## start Data shown

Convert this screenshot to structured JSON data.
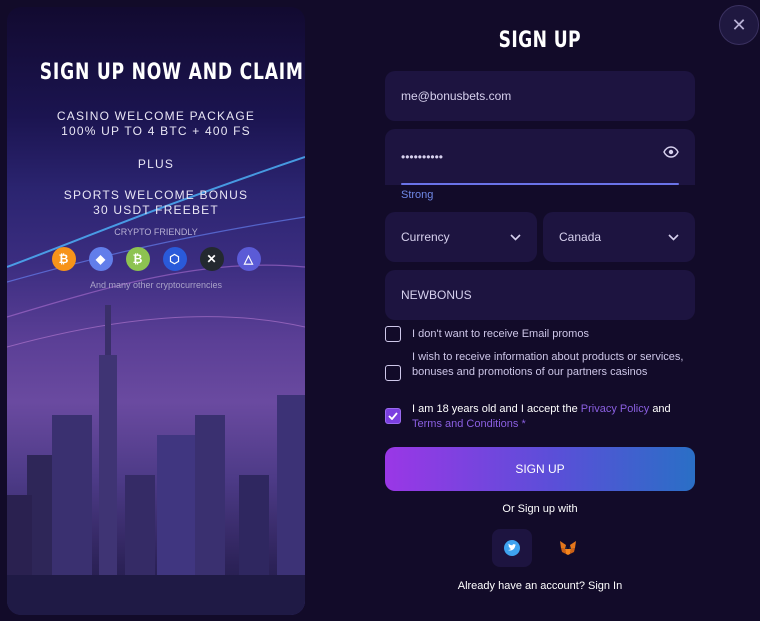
{
  "promo": {
    "title": "SIGN UP NOW AND CLAIM",
    "casino_line1": "CASINO WELCOME PACKAGE",
    "casino_line2": "100% UP TO 4 BTC + 400 FS",
    "plus": "PLUS",
    "sports_line1": "SPORTS WELCOME BONUS",
    "sports_line2": "30 USDT FREEBET",
    "crypto_friendly": "CRYPTO FRIENDLY",
    "coins": [
      {
        "name": "bitcoin-icon",
        "glyph": "₿",
        "color": "#f7931a"
      },
      {
        "name": "ethereum-icon",
        "glyph": "◆",
        "color": "#627eea"
      },
      {
        "name": "bitcoin-cash-icon",
        "glyph": "₿",
        "color": "#8dc351"
      },
      {
        "name": "chainlink-icon",
        "glyph": "⬡",
        "color": "#2a5ada"
      },
      {
        "name": "xrp-icon",
        "glyph": "✕",
        "color": "#23292f"
      },
      {
        "name": "tron-triangle-icon",
        "glyph": "△",
        "color": "#5b5bd6"
      }
    ],
    "many_others": "And many other cryptocurrencies"
  },
  "form": {
    "title": "SIGN UP",
    "email_value": "me@bonusbets.com",
    "password_value": "••••••••••",
    "password_strength": "Strong",
    "currency_placeholder": "Currency",
    "country_value": "Canada",
    "promo_code_value": "NEWBONUS",
    "checkbox_no_email": "I don't want to receive Email promos",
    "checkbox_partners": "I wish to receive information about products or services, bonuses and promotions of our partners casinos",
    "checkbox_age_prefix": "I am 18 years old and I accept the",
    "privacy_policy": "Privacy Policy",
    "and": "and",
    "terms": "Terms and Conditions",
    "required_mark": "*",
    "signup_button": "SIGN UP",
    "or_sign_up_with": "Or Sign up with",
    "already_account": "Already have an account? Sign In"
  },
  "colors": {
    "background": "#120b29",
    "field": "#1d1440",
    "accent_purple": "#9a37e6",
    "accent_blue": "#2a6fc6",
    "link": "#8a5fe0",
    "strength": "#6f88e6"
  }
}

## end Data shown

▶ _Your objective_
Restate each of the entries above word for word and skip every image.

▶ _The completed task_
Convert this screenshot to structured JSON data.
{
  "promo": {
    "title": "SIGN UP NOW AND CLAIM",
    "casino_line1": "CASINO WELCOME PACKAGE",
    "casino_line2": "100% UP TO 4 BTC + 400 FS",
    "plus": "PLUS",
    "sports_line1": "SPORTS WELCOME BONUS",
    "sports_line2": "30 USDT FREEBET",
    "crypto_friendly": "CRYPTO FRIENDLY",
    "coins": [
      {
        "name": "bitcoin-icon",
        "glyph": "₿",
        "color": "#f7931a"
      },
      {
        "name": "ethereum-icon",
        "glyph": "◆",
        "color": "#627eea"
      },
      {
        "name": "bitcoin-cash-icon",
        "glyph": "₿",
        "color": "#8dc351"
      },
      {
        "name": "chainlink-icon",
        "glyph": "⬡",
        "color": "#2a5ada"
      },
      {
        "name": "xrp-icon",
        "glyph": "✕",
        "color": "#23292f"
      },
      {
        "name": "tron-triangle-icon",
        "glyph": "△",
        "color": "#5b5bd6"
      }
    ],
    "many_others": "And many other cryptocurrencies"
  },
  "form": {
    "title": "SIGN UP",
    "email_value": "me@bonusbets.com",
    "password_value": "••••••••••",
    "password_strength": "Strong",
    "currency_placeholder": "Currency",
    "country_value": "Canada",
    "promo_code_value": "NEWBONUS",
    "checkbox_no_email": "I don't want to receive Email promos",
    "checkbox_partners": "I wish to receive information about products or services, bonuses and promotions of our partners casinos",
    "checkbox_age_prefix": "I am 18 years old and I accept the",
    "privacy_policy": "Privacy Policy",
    "and": "and",
    "terms": "Terms and Conditions",
    "required_mark": "*",
    "signup_button": "SIGN UP",
    "or_sign_up_with": "Or Sign up with",
    "already_account": "Already have an account? Sign In"
  },
  "colors": {
    "background": "#120b29",
    "field": "#1d1440",
    "accent_purple": "#9a37e6",
    "accent_blue": "#2a6fc6",
    "link": "#8a5fe0",
    "strength": "#6f88e6"
  }
}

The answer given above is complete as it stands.